• Short exercise: Show all lines holding "Carotid".

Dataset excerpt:
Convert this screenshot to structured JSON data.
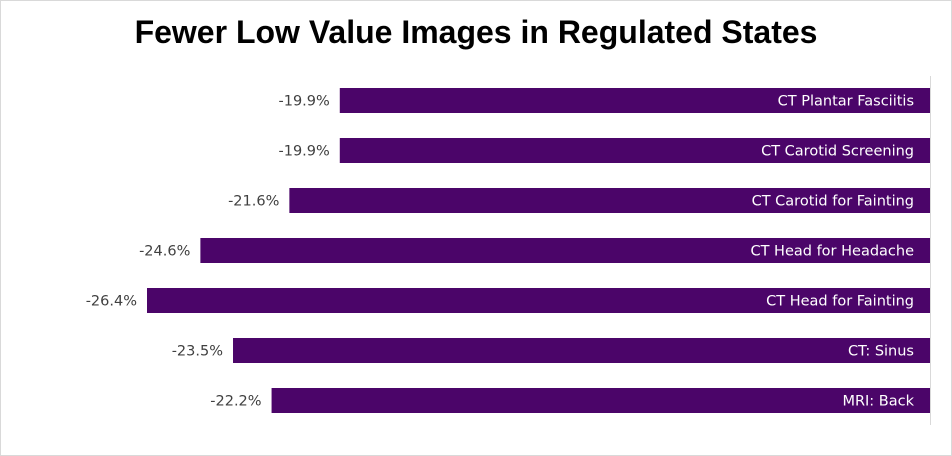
{
  "chart_data": {
    "type": "bar",
    "orientation": "horizontal",
    "title": "Fewer Low Value Images in Regulated States",
    "categories": [
      "CT Plantar Fasciitis",
      "CT Carotid Screening",
      "CT Carotid for Fainting",
      "CT Head for Headache",
      "CT Head for Fainting",
      "CT: Sinus",
      "MRI: Back"
    ],
    "values": [
      -19.9,
      -19.9,
      -21.6,
      -24.6,
      -26.4,
      -23.5,
      -22.2
    ],
    "value_labels": [
      "-19.9%",
      "-19.9%",
      "-21.6%",
      "-24.6%",
      "-26.4%",
      "-23.5%",
      "-22.2%"
    ],
    "xlim": [
      -26.4,
      0
    ],
    "grid": false,
    "legend": "none",
    "bar_color": "#4b0569"
  }
}
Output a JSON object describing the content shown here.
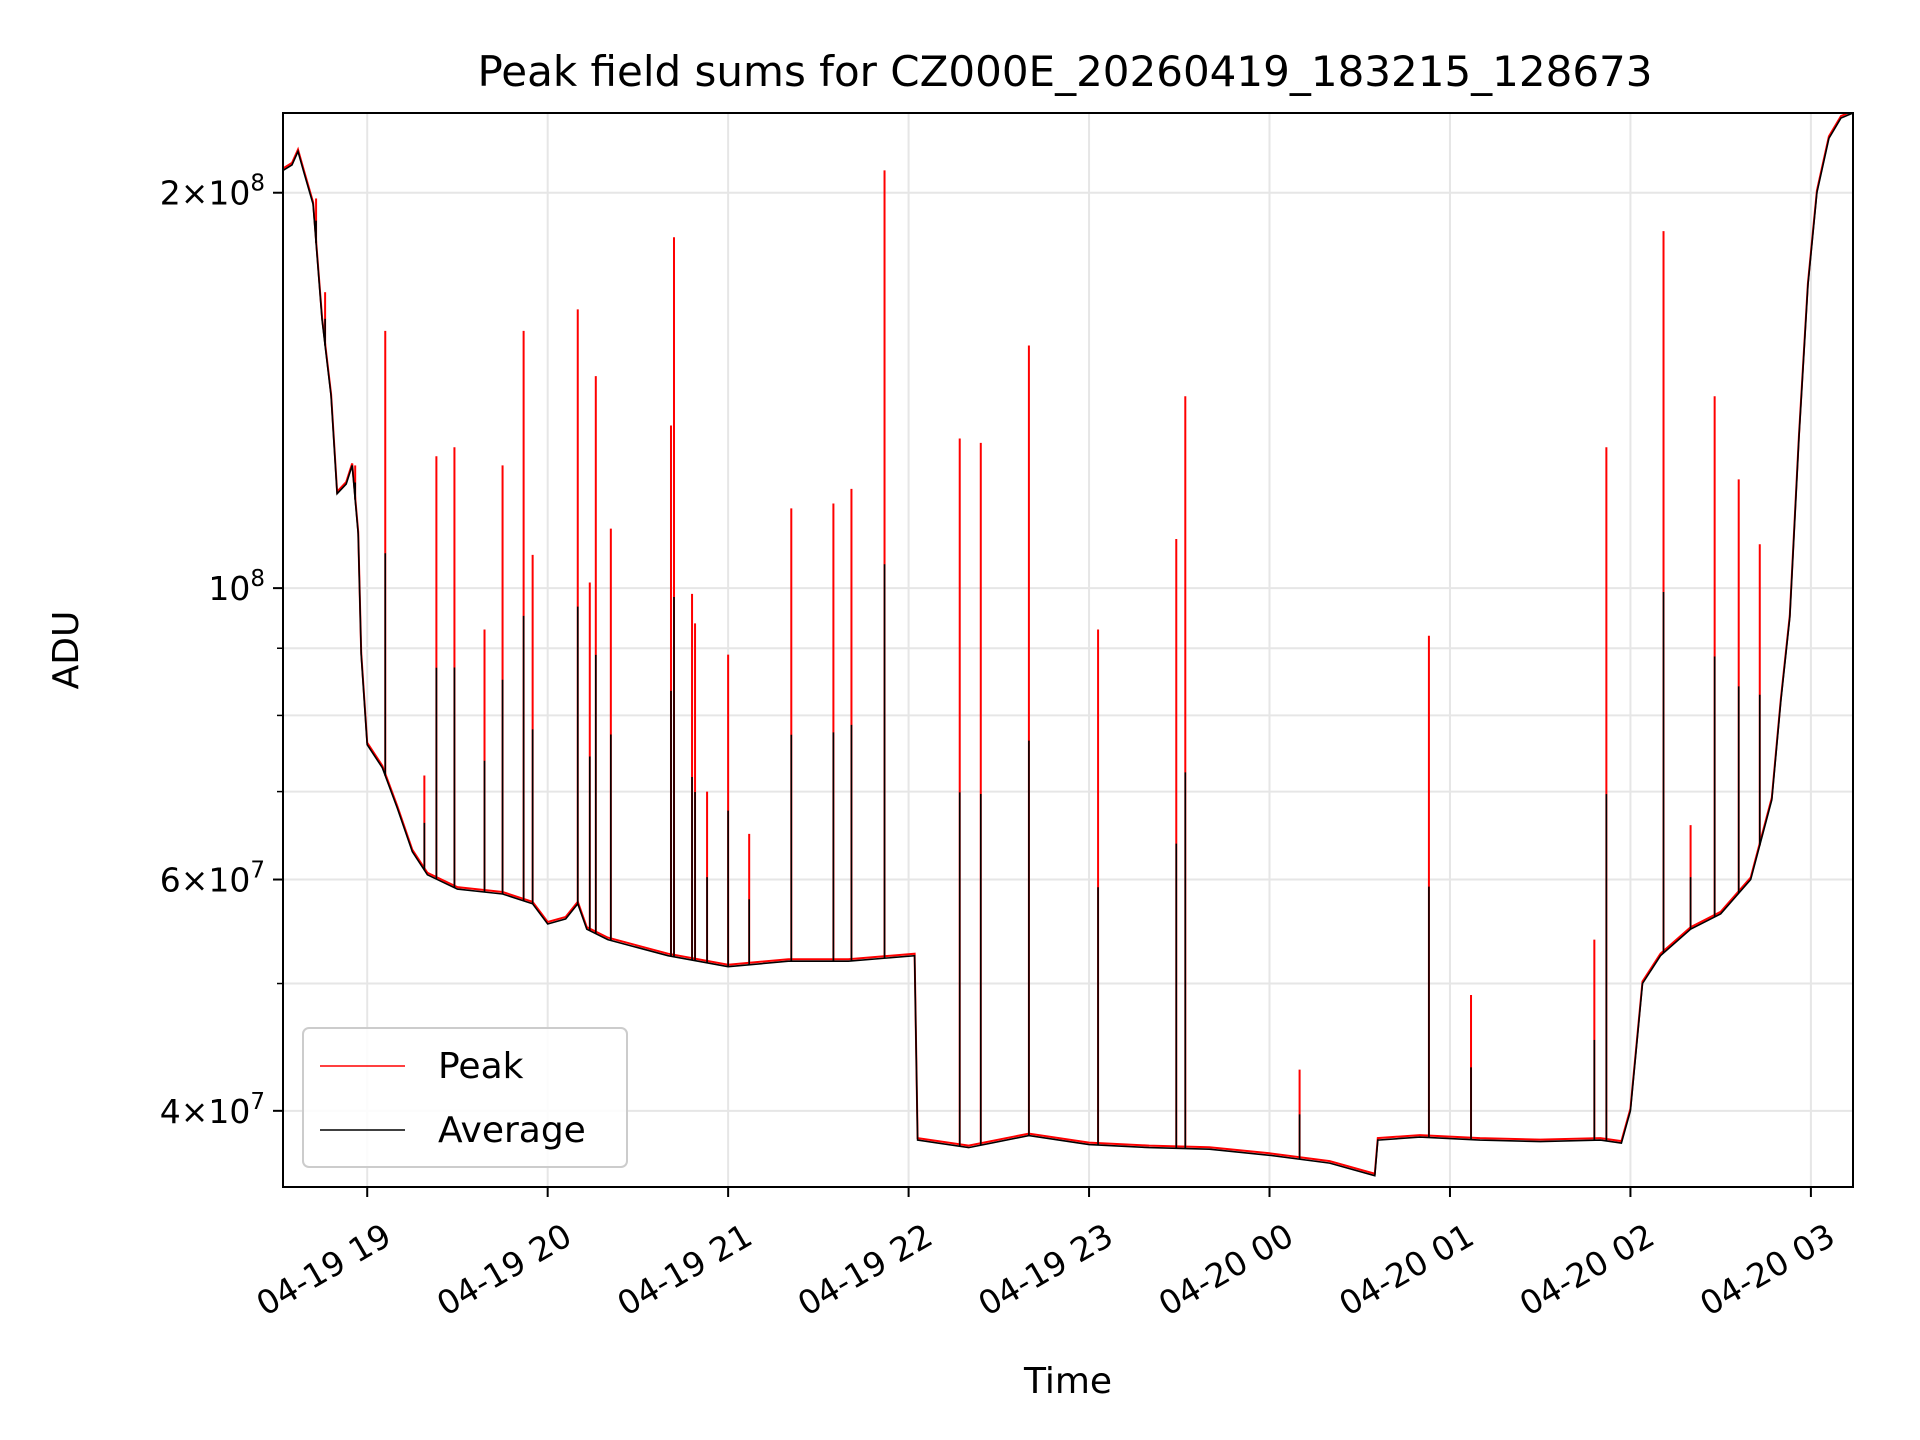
{
  "chart_data": {
    "type": "line",
    "title": "Peak field sums for CZ000E_20260419_183215_128673",
    "xlabel": "Time",
    "ylabel": "ADU",
    "yscale": "log",
    "ylim": [
      35000000,
      230000000
    ],
    "xlim": [
      "2026-04-19 18:32",
      "2026-04-20 03:14"
    ],
    "grid": true,
    "legend_position": "lower-left",
    "x_ticks": [
      {
        "t": "2026-04-19 19:00",
        "label": "04-19 19"
      },
      {
        "t": "2026-04-19 20:00",
        "label": "04-19 20"
      },
      {
        "t": "2026-04-19 21:00",
        "label": "04-19 21"
      },
      {
        "t": "2026-04-19 22:00",
        "label": "04-19 22"
      },
      {
        "t": "2026-04-19 23:00",
        "label": "04-19 23"
      },
      {
        "t": "2026-04-20 00:00",
        "label": "04-20 00"
      },
      {
        "t": "2026-04-20 01:00",
        "label": "04-20 01"
      },
      {
        "t": "2026-04-20 02:00",
        "label": "04-20 02"
      },
      {
        "t": "2026-04-20 03:00",
        "label": "04-20 03"
      }
    ],
    "y_ticks": [
      {
        "v": 40000000,
        "base": "4×10",
        "exp": "7"
      },
      {
        "v": 60000000,
        "base": "6×10",
        "exp": "7"
      },
      {
        "v": 100000000,
        "base": "10",
        "exp": "8"
      },
      {
        "v": 200000000,
        "base": "2×10",
        "exp": "8"
      }
    ],
    "y_minor_ticks": [
      50000000,
      70000000,
      80000000,
      90000000
    ],
    "series": [
      {
        "name": "Peak",
        "color": "#ff0000",
        "spikes": [
          [
            "2026-04-19 18:43",
            198000000
          ],
          [
            "2026-04-19 18:46",
            168000000
          ],
          [
            "2026-04-19 18:56",
            124000000
          ],
          [
            "2026-04-19 19:06",
            157000000
          ],
          [
            "2026-04-19 19:19",
            72000000
          ],
          [
            "2026-04-19 19:23",
            126000000
          ],
          [
            "2026-04-19 19:29",
            128000000
          ],
          [
            "2026-04-19 19:39",
            93000000
          ],
          [
            "2026-04-19 19:45",
            124000000
          ],
          [
            "2026-04-19 19:52",
            157000000
          ],
          [
            "2026-04-19 19:55",
            106000000
          ],
          [
            "2026-04-19 20:10",
            163000000
          ],
          [
            "2026-04-19 20:14",
            101000000
          ],
          [
            "2026-04-19 20:16",
            145000000
          ],
          [
            "2026-04-19 20:21",
            111000000
          ],
          [
            "2026-04-19 20:41",
            133000000
          ],
          [
            "2026-04-19 20:42",
            185000000
          ],
          [
            "2026-04-19 20:48",
            99000000
          ],
          [
            "2026-04-19 20:49",
            94000000
          ],
          [
            "2026-04-19 20:53",
            70000000
          ],
          [
            "2026-04-19 21:00",
            89000000
          ],
          [
            "2026-04-19 21:07",
            65000000
          ],
          [
            "2026-04-19 21:21",
            115000000
          ],
          [
            "2026-04-19 21:35",
            116000000
          ],
          [
            "2026-04-19 21:41",
            119000000
          ],
          [
            "2026-04-19 21:52",
            208000000
          ],
          [
            "2026-04-19 22:17",
            130000000
          ],
          [
            "2026-04-19 22:24",
            129000000
          ],
          [
            "2026-04-19 22:40",
            153000000
          ],
          [
            "2026-04-19 23:03",
            93000000
          ],
          [
            "2026-04-19 23:29",
            109000000
          ],
          [
            "2026-04-19 23:32",
            140000000
          ],
          [
            "2026-04-20 00:10",
            43000000
          ],
          [
            "2026-04-20 00:53",
            92000000
          ],
          [
            "2026-04-20 01:07",
            49000000
          ],
          [
            "2026-04-20 01:48",
            54000000
          ],
          [
            "2026-04-20 01:52",
            128000000
          ],
          [
            "2026-04-20 02:11",
            187000000
          ],
          [
            "2026-04-20 02:20",
            66000000
          ],
          [
            "2026-04-20 02:28",
            140000000
          ],
          [
            "2026-04-20 02:36",
            121000000
          ],
          [
            "2026-04-20 02:43",
            108000000
          ]
        ]
      },
      {
        "name": "Average",
        "color": "#000000",
        "points": [
          [
            "2026-04-19 18:32",
            208000000
          ],
          [
            "2026-04-19 18:35",
            210000000
          ],
          [
            "2026-04-19 18:37",
            215000000
          ],
          [
            "2026-04-19 18:39",
            207000000
          ],
          [
            "2026-04-19 18:42",
            196000000
          ],
          [
            "2026-04-19 18:45",
            160000000
          ],
          [
            "2026-04-19 18:48",
            140000000
          ],
          [
            "2026-04-19 18:50",
            118000000
          ],
          [
            "2026-04-19 18:53",
            120000000
          ],
          [
            "2026-04-19 18:55",
            124000000
          ],
          [
            "2026-04-19 18:57",
            110000000
          ],
          [
            "2026-04-19 18:58",
            89000000
          ],
          [
            "2026-04-19 19:00",
            76000000
          ],
          [
            "2026-04-19 19:05",
            73000000
          ],
          [
            "2026-04-19 19:10",
            68000000
          ],
          [
            "2026-04-19 19:15",
            63000000
          ],
          [
            "2026-04-19 19:20",
            60500000
          ],
          [
            "2026-04-19 19:30",
            59000000
          ],
          [
            "2026-04-19 19:45",
            58500000
          ],
          [
            "2026-04-19 19:55",
            57500000
          ],
          [
            "2026-04-19 20:00",
            55500000
          ],
          [
            "2026-04-19 20:06",
            56000000
          ],
          [
            "2026-04-19 20:10",
            57500000
          ],
          [
            "2026-04-19 20:13",
            55000000
          ],
          [
            "2026-04-19 20:20",
            54000000
          ],
          [
            "2026-04-19 20:40",
            52500000
          ],
          [
            "2026-04-19 21:00",
            51500000
          ],
          [
            "2026-04-19 21:20",
            52000000
          ],
          [
            "2026-04-19 21:40",
            52000000
          ],
          [
            "2026-04-19 22:02",
            52500000
          ],
          [
            "2026-04-19 22:03",
            38000000
          ],
          [
            "2026-04-19 22:20",
            37500000
          ],
          [
            "2026-04-19 22:40",
            38300000
          ],
          [
            "2026-04-19 23:00",
            37700000
          ],
          [
            "2026-04-19 23:20",
            37500000
          ],
          [
            "2026-04-19 23:40",
            37400000
          ],
          [
            "2026-04-20 00:00",
            37000000
          ],
          [
            "2026-04-20 00:20",
            36500000
          ],
          [
            "2026-04-20 00:35",
            35700000
          ],
          [
            "2026-04-20 00:36",
            38000000
          ],
          [
            "2026-04-20 00:50",
            38200000
          ],
          [
            "2026-04-20 01:10",
            38000000
          ],
          [
            "2026-04-20 01:30",
            37900000
          ],
          [
            "2026-04-20 01:50",
            38000000
          ],
          [
            "2026-04-20 01:57",
            37800000
          ],
          [
            "2026-04-20 02:00",
            40000000
          ],
          [
            "2026-04-20 02:04",
            50000000
          ],
          [
            "2026-04-20 02:10",
            52500000
          ],
          [
            "2026-04-20 02:20",
            55000000
          ],
          [
            "2026-04-20 02:30",
            56500000
          ],
          [
            "2026-04-20 02:40",
            60000000
          ],
          [
            "2026-04-20 02:47",
            69000000
          ],
          [
            "2026-04-20 02:50",
            82000000
          ],
          [
            "2026-04-20 02:53",
            95000000
          ],
          [
            "2026-04-20 02:56",
            130000000
          ],
          [
            "2026-04-20 02:59",
            170000000
          ],
          [
            "2026-04-20 03:02",
            200000000
          ],
          [
            "2026-04-20 03:06",
            220000000
          ],
          [
            "2026-04-20 03:10",
            228000000
          ],
          [
            "2026-04-20 03:14",
            230000000
          ]
        ]
      }
    ],
    "legend": [
      {
        "label": "Peak",
        "color": "#ff0000"
      },
      {
        "label": "Average",
        "color": "#000000"
      }
    ]
  }
}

• Answer to the exercise:
      "CT Carotid Screening",
      "CT Carotid for Fainting",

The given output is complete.